## start Material

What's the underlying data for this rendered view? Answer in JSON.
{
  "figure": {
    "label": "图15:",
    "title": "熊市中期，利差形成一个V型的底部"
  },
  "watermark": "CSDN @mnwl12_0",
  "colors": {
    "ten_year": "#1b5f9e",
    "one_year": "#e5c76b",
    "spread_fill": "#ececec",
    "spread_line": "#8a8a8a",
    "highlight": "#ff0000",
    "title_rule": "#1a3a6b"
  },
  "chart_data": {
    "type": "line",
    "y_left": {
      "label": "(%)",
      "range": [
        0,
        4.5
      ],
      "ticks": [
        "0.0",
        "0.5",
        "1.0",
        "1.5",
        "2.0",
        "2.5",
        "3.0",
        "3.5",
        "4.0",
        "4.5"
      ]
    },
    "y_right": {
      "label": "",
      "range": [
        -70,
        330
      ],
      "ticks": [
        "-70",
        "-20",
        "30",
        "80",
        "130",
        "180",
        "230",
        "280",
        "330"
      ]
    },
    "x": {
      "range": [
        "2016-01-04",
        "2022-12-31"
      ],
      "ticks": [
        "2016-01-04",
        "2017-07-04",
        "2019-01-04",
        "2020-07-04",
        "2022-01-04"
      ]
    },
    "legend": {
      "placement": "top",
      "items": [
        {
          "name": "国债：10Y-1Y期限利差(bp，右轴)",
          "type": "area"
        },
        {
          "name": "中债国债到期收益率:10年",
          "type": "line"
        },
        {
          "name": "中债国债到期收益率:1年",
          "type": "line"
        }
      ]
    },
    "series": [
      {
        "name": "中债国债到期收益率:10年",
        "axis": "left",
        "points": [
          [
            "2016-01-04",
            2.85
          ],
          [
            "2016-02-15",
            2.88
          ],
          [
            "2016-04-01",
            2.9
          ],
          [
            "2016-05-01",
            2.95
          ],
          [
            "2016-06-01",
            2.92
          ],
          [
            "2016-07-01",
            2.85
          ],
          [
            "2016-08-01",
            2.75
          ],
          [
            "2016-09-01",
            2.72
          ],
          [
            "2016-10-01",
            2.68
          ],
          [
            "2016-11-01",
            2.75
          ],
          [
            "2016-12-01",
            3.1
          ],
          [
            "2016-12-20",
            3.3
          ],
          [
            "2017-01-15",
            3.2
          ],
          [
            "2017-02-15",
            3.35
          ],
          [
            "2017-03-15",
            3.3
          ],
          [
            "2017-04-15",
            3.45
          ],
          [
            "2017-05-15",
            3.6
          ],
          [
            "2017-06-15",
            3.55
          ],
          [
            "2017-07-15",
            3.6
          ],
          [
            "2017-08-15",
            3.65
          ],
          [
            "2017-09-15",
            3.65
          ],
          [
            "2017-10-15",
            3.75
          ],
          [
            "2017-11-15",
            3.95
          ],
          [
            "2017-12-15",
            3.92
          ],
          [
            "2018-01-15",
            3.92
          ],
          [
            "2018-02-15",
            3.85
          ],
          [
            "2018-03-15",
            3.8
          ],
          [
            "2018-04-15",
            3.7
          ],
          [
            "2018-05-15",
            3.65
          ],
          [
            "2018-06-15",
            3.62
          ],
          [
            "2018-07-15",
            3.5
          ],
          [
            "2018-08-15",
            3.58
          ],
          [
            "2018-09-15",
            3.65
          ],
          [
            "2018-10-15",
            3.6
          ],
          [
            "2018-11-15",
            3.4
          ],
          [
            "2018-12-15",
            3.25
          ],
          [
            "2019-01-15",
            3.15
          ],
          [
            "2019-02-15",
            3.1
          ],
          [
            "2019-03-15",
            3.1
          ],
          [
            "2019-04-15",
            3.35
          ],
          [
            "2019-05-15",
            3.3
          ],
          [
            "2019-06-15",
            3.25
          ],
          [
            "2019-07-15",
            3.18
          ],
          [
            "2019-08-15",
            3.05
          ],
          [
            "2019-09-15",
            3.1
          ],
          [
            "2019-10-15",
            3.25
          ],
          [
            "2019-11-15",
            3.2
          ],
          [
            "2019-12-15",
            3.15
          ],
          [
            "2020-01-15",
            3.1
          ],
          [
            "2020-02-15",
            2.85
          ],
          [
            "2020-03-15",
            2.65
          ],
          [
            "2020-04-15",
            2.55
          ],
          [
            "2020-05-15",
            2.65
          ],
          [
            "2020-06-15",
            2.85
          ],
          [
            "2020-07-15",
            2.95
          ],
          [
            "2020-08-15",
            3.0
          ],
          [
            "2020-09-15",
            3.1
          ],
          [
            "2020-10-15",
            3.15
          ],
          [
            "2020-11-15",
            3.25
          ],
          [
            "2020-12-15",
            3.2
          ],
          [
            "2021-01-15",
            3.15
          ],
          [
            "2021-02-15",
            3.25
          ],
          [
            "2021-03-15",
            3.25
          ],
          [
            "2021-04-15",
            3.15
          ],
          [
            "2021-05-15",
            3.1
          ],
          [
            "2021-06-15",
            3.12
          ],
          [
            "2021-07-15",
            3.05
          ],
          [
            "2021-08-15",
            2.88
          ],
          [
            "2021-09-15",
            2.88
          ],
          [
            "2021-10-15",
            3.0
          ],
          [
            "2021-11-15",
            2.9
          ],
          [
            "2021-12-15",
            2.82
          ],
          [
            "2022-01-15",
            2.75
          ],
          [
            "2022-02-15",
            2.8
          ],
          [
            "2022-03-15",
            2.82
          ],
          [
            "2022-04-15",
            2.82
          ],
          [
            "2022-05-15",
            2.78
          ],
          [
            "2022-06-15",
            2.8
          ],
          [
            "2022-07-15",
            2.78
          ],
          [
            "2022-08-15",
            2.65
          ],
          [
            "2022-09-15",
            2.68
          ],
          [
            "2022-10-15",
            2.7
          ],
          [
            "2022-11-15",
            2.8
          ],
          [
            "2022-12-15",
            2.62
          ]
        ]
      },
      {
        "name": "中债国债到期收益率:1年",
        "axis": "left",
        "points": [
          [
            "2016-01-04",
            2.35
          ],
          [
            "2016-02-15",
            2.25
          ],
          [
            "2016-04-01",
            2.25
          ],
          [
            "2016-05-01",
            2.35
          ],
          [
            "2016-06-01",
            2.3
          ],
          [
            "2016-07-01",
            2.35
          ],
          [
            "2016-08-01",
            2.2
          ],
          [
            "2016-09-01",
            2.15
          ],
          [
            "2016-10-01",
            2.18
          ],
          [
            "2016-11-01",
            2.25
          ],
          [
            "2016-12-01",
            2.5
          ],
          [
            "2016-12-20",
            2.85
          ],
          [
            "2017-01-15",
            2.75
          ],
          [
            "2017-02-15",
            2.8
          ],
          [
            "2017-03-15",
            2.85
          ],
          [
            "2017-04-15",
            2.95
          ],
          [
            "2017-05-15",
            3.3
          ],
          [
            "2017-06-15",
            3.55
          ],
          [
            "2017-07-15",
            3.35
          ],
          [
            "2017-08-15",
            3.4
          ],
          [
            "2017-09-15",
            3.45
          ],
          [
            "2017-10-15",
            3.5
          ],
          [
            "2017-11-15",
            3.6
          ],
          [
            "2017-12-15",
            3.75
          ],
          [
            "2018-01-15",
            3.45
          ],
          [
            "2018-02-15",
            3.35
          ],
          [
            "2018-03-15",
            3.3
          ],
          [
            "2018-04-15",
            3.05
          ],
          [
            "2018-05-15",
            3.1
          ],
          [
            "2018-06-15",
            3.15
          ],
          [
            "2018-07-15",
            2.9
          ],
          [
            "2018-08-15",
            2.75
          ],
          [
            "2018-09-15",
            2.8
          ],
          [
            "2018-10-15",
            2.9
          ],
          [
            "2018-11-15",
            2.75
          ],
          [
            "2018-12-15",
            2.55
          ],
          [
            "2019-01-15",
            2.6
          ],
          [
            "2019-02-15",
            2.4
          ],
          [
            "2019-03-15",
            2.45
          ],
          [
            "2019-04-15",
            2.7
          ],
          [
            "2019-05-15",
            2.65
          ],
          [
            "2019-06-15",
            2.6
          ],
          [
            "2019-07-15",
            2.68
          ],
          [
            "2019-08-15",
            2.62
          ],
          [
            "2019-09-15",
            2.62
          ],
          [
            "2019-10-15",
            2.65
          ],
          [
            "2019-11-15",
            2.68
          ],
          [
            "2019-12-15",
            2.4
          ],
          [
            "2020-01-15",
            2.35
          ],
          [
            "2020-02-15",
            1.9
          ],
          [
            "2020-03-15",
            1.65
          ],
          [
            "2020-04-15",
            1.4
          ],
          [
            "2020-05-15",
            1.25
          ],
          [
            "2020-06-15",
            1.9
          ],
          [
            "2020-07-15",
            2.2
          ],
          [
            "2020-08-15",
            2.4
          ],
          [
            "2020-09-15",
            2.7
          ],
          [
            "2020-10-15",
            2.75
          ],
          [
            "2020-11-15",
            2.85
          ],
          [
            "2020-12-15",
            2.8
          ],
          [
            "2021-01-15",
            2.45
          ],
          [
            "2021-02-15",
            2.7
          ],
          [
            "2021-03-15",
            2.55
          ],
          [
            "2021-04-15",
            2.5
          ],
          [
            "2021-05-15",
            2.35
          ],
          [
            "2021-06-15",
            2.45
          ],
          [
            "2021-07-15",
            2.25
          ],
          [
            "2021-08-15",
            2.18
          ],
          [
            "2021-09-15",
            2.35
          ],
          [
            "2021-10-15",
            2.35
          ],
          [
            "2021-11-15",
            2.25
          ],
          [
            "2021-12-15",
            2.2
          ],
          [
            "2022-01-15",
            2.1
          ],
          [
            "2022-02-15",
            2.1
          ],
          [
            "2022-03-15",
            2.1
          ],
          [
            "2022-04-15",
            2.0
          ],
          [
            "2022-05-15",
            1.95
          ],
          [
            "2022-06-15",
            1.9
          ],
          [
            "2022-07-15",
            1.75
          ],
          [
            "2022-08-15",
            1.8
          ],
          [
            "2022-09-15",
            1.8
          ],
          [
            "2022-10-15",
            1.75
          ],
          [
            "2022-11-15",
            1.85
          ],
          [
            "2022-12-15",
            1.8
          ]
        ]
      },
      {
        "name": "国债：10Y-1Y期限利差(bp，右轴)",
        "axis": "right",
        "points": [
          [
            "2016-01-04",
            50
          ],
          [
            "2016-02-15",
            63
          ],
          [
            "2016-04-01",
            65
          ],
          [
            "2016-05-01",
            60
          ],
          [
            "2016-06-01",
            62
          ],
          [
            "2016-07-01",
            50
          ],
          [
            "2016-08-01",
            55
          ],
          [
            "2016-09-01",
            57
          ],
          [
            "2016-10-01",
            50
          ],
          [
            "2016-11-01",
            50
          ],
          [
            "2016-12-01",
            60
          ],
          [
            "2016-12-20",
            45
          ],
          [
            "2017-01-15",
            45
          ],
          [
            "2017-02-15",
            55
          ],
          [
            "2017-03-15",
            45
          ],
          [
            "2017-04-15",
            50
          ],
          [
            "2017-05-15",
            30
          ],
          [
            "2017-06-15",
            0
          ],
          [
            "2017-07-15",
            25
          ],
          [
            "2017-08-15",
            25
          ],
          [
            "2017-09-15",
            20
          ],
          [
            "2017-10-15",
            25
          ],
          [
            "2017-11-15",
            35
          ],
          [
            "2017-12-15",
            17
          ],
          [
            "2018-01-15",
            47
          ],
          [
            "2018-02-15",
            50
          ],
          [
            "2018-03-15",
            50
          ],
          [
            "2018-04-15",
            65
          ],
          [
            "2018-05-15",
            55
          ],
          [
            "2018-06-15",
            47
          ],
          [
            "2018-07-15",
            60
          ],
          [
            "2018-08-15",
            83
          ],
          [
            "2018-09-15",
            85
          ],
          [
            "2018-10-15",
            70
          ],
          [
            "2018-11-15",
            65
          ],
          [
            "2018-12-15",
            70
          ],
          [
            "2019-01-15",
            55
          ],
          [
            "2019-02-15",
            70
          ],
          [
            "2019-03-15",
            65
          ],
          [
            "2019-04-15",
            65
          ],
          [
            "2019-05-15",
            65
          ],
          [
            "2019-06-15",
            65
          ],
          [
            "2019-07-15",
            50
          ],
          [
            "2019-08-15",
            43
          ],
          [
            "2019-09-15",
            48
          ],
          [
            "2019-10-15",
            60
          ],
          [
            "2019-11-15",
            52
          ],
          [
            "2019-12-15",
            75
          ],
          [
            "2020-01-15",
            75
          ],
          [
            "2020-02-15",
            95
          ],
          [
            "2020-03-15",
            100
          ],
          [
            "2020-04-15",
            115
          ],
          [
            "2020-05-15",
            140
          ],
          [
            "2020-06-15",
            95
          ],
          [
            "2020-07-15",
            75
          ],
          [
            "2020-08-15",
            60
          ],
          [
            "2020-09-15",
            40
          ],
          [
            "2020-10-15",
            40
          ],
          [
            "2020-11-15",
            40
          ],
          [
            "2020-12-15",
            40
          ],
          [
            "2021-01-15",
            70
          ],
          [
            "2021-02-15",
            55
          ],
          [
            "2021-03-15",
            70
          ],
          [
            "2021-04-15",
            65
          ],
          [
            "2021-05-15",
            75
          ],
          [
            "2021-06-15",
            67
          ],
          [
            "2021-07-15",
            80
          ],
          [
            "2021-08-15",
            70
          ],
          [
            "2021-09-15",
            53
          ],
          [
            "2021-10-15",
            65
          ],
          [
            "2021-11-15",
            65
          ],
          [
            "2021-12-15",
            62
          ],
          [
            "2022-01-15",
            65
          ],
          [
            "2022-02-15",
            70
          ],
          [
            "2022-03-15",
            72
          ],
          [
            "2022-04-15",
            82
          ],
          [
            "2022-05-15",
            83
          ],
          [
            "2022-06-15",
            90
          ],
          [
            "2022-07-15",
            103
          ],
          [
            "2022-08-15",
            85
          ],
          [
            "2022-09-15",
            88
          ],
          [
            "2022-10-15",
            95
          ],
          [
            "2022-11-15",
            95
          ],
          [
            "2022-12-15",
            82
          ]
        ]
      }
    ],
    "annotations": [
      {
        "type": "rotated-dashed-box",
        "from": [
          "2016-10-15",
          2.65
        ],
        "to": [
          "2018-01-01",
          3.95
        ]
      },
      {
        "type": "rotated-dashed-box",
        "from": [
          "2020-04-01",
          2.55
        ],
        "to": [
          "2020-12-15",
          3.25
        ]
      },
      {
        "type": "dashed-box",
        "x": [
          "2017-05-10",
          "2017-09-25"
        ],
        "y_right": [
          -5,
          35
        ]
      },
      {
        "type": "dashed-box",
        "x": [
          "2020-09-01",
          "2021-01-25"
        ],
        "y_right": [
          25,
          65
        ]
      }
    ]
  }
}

## end Material

# Task goal:
Copy every line of the listing that contains the word "中债国债到期收益率".

# Written response:
          "name": "中债国债到期收益率:10年",
          "name": "中债国债到期收益率:1年",
        "name": "中债国债到期收益率:10年",
        "name": "中债国债到期收益率:1年",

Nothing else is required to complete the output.